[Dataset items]
_ _ _ _ _ _ _

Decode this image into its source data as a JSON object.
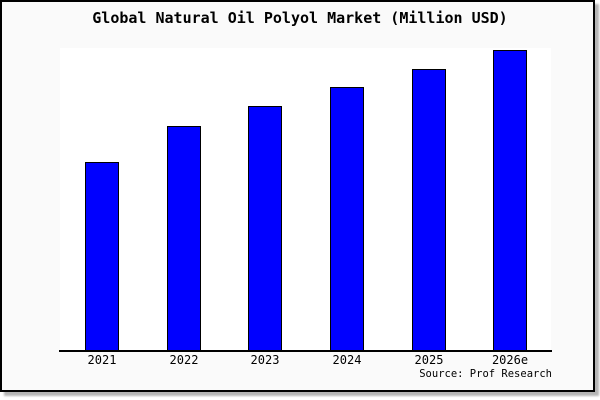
{
  "chart_data": {
    "type": "bar",
    "title": "Global Natural Oil Polyol Market (Million USD)",
    "categories": [
      "2021",
      "2022",
      "2023",
      "2024",
      "2025",
      "2026e"
    ],
    "values": [
      189,
      225,
      245,
      264,
      282,
      301
    ],
    "value_note": "no y-axis, gridlines or data labels are shown; values are relative bar heights read from the image in pixels",
    "xlabel": "",
    "ylabel": "",
    "legend": null,
    "grid": false,
    "colors": {
      "bar_fill": "#0000ff",
      "bar_edge": "#000000",
      "plot_bg": "#ffffff",
      "figure_bg": "#fafafa",
      "frame_border": "#000000",
      "text": "#000000"
    }
  },
  "footer": {
    "source": "Source: Prof Research"
  }
}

_ _ _ _ _ _ _

• WHAT IS NEEDED
Each line of the material must be retyped exactly, except that images are omitted.

• RESPONSE
Decode this image into its source data as a JSON object.
{
  "chart_data": {
    "type": "bar",
    "title": "Global Natural Oil Polyol Market (Million USD)",
    "categories": [
      "2021",
      "2022",
      "2023",
      "2024",
      "2025",
      "2026e"
    ],
    "values": [
      189,
      225,
      245,
      264,
      282,
      301
    ],
    "value_note": "no y-axis, gridlines or data labels are shown; values are relative bar heights read from the image in pixels",
    "xlabel": "",
    "ylabel": "",
    "legend": null,
    "grid": false,
    "colors": {
      "bar_fill": "#0000ff",
      "bar_edge": "#000000",
      "plot_bg": "#ffffff",
      "figure_bg": "#fafafa",
      "frame_border": "#000000",
      "text": "#000000"
    }
  },
  "footer": {
    "source": "Source: Prof Research"
  }
}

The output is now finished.